DO THIS:
Find how many lines hold the word "kürzer" and give that number only.

RECORDS:

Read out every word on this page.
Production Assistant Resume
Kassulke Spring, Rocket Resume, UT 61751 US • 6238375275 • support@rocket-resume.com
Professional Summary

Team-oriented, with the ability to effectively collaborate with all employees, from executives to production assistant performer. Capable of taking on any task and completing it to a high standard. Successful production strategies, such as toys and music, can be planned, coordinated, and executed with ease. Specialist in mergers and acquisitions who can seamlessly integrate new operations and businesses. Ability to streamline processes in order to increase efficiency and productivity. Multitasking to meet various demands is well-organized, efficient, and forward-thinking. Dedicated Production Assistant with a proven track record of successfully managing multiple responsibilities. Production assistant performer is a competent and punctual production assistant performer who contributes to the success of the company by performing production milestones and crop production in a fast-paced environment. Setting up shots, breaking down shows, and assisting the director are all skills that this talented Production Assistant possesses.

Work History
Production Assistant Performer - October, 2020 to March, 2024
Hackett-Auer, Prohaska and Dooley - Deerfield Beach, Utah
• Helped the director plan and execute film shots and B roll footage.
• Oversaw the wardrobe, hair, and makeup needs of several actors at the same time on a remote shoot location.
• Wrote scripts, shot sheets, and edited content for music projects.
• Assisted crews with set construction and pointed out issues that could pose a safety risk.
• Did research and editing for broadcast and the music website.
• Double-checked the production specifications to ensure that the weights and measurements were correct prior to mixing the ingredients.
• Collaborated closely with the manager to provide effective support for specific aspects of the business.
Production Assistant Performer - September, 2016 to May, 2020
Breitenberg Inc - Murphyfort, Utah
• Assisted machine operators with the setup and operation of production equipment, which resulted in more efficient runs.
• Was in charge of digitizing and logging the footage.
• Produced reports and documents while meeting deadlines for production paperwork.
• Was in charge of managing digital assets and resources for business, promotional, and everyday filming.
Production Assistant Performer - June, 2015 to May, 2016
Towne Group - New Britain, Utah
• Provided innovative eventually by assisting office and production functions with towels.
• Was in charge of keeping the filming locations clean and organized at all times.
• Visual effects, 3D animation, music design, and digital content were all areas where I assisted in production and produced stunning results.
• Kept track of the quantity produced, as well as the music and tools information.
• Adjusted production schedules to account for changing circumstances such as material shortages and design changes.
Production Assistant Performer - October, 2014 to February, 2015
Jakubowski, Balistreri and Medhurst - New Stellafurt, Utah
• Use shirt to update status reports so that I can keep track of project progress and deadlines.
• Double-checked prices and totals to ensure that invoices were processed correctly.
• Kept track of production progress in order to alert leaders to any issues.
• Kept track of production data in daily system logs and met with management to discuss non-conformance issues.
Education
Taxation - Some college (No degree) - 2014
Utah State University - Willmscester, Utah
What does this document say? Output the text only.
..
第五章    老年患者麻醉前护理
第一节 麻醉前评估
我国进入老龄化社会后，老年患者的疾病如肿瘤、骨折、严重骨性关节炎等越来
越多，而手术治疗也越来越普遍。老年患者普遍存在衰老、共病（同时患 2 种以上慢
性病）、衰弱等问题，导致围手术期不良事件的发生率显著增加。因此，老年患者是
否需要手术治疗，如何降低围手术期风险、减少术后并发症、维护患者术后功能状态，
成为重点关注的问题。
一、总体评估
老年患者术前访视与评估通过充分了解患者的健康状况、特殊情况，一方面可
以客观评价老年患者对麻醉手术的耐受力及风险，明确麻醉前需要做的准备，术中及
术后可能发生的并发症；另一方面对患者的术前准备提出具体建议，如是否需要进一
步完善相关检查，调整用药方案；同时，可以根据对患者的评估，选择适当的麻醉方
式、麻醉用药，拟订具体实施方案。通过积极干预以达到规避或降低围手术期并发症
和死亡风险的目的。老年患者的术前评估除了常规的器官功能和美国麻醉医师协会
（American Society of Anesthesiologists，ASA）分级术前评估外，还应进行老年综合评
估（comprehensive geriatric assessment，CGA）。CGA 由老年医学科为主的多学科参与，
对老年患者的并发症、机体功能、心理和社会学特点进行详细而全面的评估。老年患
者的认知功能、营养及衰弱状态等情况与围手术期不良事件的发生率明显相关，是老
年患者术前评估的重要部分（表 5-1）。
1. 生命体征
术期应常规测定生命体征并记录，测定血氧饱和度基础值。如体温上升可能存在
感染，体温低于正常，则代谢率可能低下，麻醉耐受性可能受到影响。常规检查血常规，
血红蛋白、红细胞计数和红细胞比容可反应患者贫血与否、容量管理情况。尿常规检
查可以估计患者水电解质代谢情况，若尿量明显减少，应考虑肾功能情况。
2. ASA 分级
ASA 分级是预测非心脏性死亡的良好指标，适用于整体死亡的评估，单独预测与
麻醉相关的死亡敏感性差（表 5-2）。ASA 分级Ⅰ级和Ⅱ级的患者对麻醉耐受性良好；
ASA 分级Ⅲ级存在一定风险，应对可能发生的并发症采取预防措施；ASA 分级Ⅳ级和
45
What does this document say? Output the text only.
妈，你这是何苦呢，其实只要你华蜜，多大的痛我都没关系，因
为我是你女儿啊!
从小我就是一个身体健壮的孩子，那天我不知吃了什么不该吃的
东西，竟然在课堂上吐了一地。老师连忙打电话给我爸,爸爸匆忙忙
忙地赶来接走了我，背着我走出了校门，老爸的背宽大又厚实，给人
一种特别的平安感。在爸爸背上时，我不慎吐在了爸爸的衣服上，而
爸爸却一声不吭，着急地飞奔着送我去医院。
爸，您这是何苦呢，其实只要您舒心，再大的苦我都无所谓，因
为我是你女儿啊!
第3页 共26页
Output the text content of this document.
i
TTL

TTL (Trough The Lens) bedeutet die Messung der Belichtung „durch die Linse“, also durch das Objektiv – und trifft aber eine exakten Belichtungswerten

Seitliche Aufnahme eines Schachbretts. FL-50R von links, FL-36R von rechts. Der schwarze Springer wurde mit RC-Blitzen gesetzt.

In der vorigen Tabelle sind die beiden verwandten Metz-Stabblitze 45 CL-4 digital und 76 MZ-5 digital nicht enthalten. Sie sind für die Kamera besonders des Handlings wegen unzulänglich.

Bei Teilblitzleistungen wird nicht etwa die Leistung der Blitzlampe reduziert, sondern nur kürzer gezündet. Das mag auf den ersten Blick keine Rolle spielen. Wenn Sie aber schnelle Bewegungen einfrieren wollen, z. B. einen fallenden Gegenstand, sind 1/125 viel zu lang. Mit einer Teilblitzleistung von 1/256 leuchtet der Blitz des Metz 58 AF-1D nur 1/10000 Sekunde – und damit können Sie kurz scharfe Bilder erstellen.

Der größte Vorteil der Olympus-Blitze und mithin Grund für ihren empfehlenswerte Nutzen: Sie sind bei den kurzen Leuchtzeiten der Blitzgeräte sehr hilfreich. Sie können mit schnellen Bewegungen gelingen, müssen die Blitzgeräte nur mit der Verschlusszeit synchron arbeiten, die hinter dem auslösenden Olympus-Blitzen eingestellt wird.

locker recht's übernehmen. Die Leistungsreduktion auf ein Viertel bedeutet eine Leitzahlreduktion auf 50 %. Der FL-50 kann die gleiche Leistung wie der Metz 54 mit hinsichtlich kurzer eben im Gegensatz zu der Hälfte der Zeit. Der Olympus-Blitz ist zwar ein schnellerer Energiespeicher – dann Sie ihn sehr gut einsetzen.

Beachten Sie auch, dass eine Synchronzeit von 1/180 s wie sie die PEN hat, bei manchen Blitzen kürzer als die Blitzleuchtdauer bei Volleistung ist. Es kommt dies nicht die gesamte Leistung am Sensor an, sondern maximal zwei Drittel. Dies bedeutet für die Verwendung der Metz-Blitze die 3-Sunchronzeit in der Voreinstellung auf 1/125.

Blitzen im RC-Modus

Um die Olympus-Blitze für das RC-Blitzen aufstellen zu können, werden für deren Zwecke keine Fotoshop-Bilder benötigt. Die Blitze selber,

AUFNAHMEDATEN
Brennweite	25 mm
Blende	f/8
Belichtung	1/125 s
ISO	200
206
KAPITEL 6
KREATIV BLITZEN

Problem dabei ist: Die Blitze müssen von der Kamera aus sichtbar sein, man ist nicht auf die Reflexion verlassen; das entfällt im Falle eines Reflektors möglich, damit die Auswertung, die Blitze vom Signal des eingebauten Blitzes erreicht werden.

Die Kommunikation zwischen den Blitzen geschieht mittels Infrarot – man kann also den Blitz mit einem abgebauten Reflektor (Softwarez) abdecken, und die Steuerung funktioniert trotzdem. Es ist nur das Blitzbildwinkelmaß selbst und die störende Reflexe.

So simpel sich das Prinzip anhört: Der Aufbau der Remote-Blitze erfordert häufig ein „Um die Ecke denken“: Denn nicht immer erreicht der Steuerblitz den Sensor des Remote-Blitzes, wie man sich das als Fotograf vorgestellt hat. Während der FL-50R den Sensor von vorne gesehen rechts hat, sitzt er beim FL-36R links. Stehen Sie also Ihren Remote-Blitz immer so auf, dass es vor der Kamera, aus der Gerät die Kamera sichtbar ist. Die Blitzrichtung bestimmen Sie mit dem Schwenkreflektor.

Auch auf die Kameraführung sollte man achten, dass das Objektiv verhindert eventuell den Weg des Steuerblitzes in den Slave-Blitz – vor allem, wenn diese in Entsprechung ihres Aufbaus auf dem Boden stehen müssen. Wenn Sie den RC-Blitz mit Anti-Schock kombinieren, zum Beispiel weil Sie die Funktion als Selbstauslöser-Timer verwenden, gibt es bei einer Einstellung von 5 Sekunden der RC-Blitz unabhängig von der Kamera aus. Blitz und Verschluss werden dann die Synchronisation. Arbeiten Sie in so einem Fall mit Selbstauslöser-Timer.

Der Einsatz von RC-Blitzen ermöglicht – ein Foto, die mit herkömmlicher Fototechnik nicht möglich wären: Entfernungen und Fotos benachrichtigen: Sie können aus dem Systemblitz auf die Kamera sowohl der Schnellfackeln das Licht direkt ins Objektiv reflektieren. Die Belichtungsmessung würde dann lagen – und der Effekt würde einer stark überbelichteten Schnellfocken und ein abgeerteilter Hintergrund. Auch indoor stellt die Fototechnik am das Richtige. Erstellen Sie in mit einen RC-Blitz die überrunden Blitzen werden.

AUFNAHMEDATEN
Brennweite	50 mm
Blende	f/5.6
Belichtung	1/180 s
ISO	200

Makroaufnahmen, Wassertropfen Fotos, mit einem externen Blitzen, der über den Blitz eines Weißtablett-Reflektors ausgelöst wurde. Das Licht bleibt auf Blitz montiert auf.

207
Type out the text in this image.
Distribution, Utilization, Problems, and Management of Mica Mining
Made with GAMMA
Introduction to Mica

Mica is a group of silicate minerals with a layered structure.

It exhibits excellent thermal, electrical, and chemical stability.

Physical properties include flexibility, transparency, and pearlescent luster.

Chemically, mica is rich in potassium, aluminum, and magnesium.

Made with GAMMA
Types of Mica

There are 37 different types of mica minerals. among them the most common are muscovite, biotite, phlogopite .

RESPONSE:
2